begin SOURCE MATERIAL

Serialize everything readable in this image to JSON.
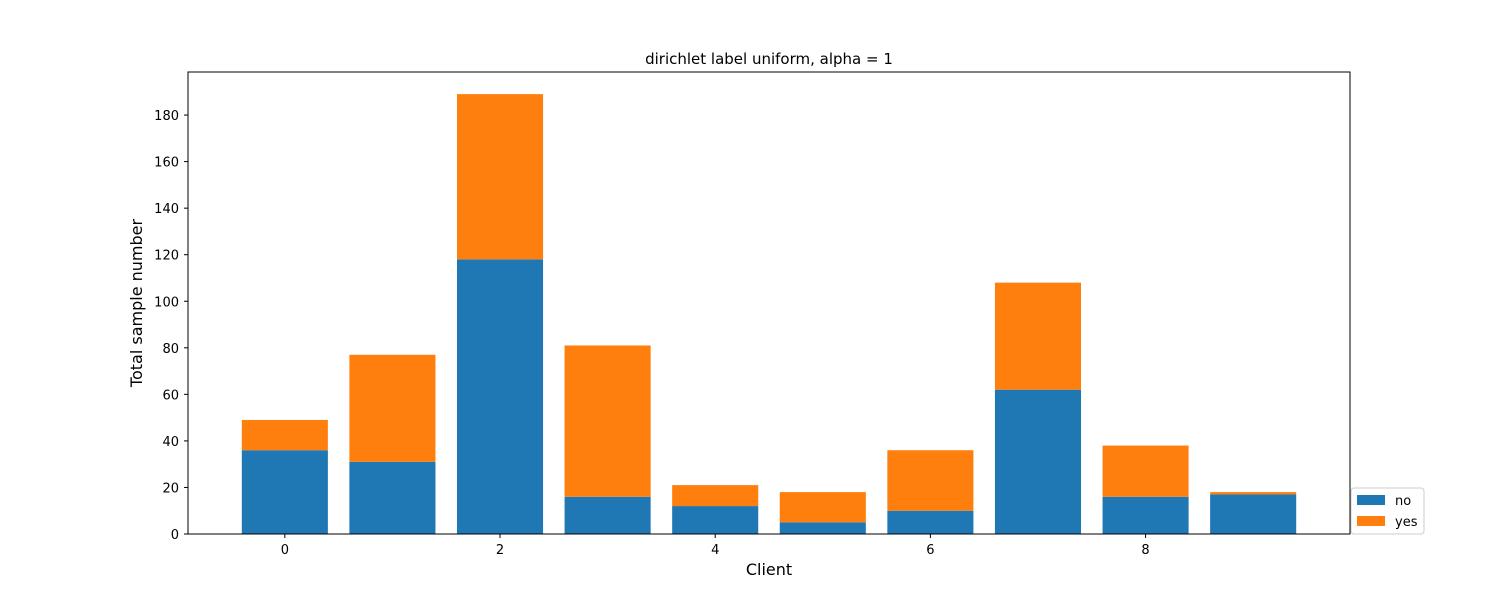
{
  "chart_data": {
    "type": "bar",
    "stacked": true,
    "title": "dirichlet label uniform, alpha = 1",
    "xlabel": "Client",
    "ylabel": "Total sample number",
    "x": [
      0,
      1,
      2,
      3,
      4,
      5,
      6,
      7,
      8,
      9
    ],
    "x_ticks": [
      0,
      2,
      4,
      6,
      8
    ],
    "y_ticks": [
      0,
      20,
      40,
      60,
      80,
      100,
      120,
      140,
      160,
      180
    ],
    "xlim": [
      -0.9,
      9.9
    ],
    "ylim": [
      0,
      198.5
    ],
    "grid": false,
    "legend_position": "bottom-right, outside",
    "series": [
      {
        "name": "no",
        "color": "#1f77b4",
        "values": [
          36,
          31,
          118,
          16,
          12,
          5,
          10,
          62,
          16,
          17
        ]
      },
      {
        "name": "yes",
        "color": "#ff7f0e",
        "values": [
          13,
          46,
          71,
          65,
          9,
          13,
          26,
          46,
          22,
          1
        ]
      }
    ]
  }
}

end SOURCE MATERIAL

_PROBLEM REQUIREMENTS_
Quote the entries above word for word. Leave the images out.

_ANSWER TO THIS TASK_
Serialize everything readable in this image to JSON.
{
  "chart_data": {
    "type": "bar",
    "stacked": true,
    "title": "dirichlet label uniform, alpha = 1",
    "xlabel": "Client",
    "ylabel": "Total sample number",
    "x": [
      0,
      1,
      2,
      3,
      4,
      5,
      6,
      7,
      8,
      9
    ],
    "x_ticks": [
      0,
      2,
      4,
      6,
      8
    ],
    "y_ticks": [
      0,
      20,
      40,
      60,
      80,
      100,
      120,
      140,
      160,
      180
    ],
    "xlim": [
      -0.9,
      9.9
    ],
    "ylim": [
      0,
      198.5
    ],
    "grid": false,
    "legend_position": "bottom-right, outside",
    "series": [
      {
        "name": "no",
        "color": "#1f77b4",
        "values": [
          36,
          31,
          118,
          16,
          12,
          5,
          10,
          62,
          16,
          17
        ]
      },
      {
        "name": "yes",
        "color": "#ff7f0e",
        "values": [
          13,
          46,
          71,
          65,
          9,
          13,
          26,
          46,
          22,
          1
        ]
      }
    ]
  }
}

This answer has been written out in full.